## AIM
Check each line for the word "unmatched" and give how many have it. Say nothing else.

## RECORDS FOR THE EXERCISE

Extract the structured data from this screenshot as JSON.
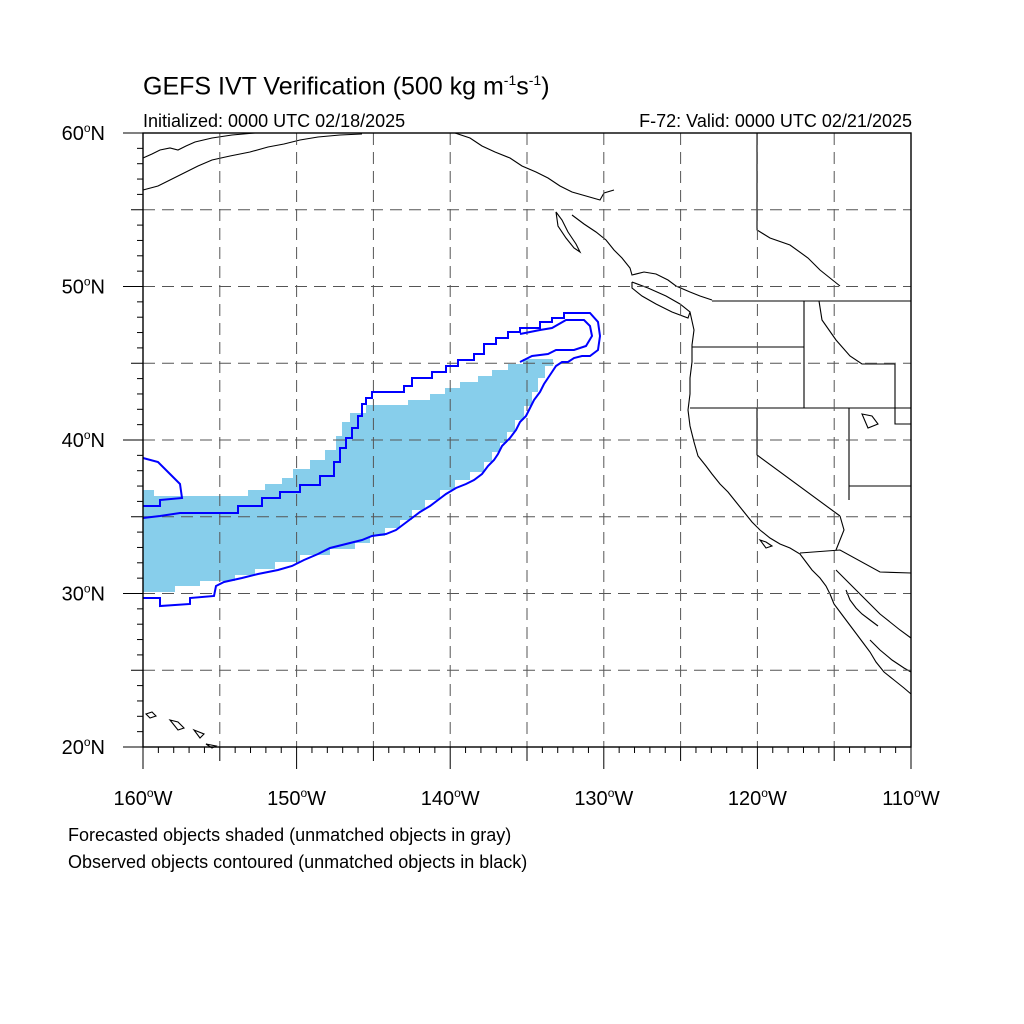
{
  "title_main": "GEFS IVT Verification (500 kg m",
  "title_exp1": "-1",
  "title_mid": "s",
  "title_exp2": "-1",
  "title_end": ")",
  "init_text": "Initialized: 0000 UTC 02/18/2025",
  "valid_text": "F-72: Valid: 0000 UTC 02/21/2025",
  "footnotes": [
    "Forecasted objects shaded (unmatched objects in gray)",
    "Observed objects contoured (unmatched objects in black)"
  ],
  "map": {
    "projection": "cylindrical equidistant",
    "lon_range": [
      -160,
      -110
    ],
    "lat_range": [
      20,
      60
    ],
    "lat_tick_labels": [
      "20°N",
      "30°N",
      "40°N",
      "50°N",
      "60°N"
    ],
    "lon_tick_labels": [
      "160°W",
      "150°W",
      "140°W",
      "130°W",
      "120°W",
      "110°W"
    ],
    "gridlines": "dashed every 5°",
    "colors": {
      "forecast_fill": "#87ceeb",
      "observed_contour": "#0000ff",
      "coastline": "#000000",
      "grid": "#555555"
    }
  }
}
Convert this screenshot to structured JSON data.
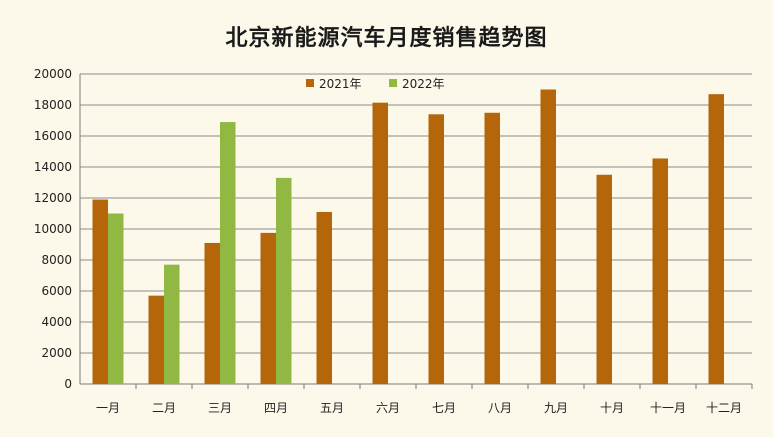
{
  "chart_data": {
    "type": "bar",
    "title": "北京新能源汽车月度销售趋势图",
    "xlabel": "",
    "ylabel": "",
    "categories": [
      "一月",
      "二月",
      "三月",
      "四月",
      "五月",
      "六月",
      "七月",
      "八月",
      "九月",
      "十月",
      "十一月",
      "十二月"
    ],
    "series": [
      {
        "name": "2021年",
        "color": "#b5650a",
        "values": [
          11900,
          5700,
          9100,
          9750,
          11100,
          18150,
          17400,
          17500,
          19000,
          13500,
          14550,
          18700
        ]
      },
      {
        "name": "2022年",
        "color": "#92b844",
        "values": [
          11000,
          7700,
          16900,
          13300,
          null,
          null,
          null,
          null,
          null,
          null,
          null,
          null
        ]
      }
    ],
    "ylim": [
      0,
      20000
    ],
    "yticks": [
      0,
      2000,
      4000,
      6000,
      8000,
      10000,
      12000,
      14000,
      16000,
      18000,
      20000
    ],
    "grid": true,
    "legend": "top-center"
  }
}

## OUTPUT FOR THIS TASK
2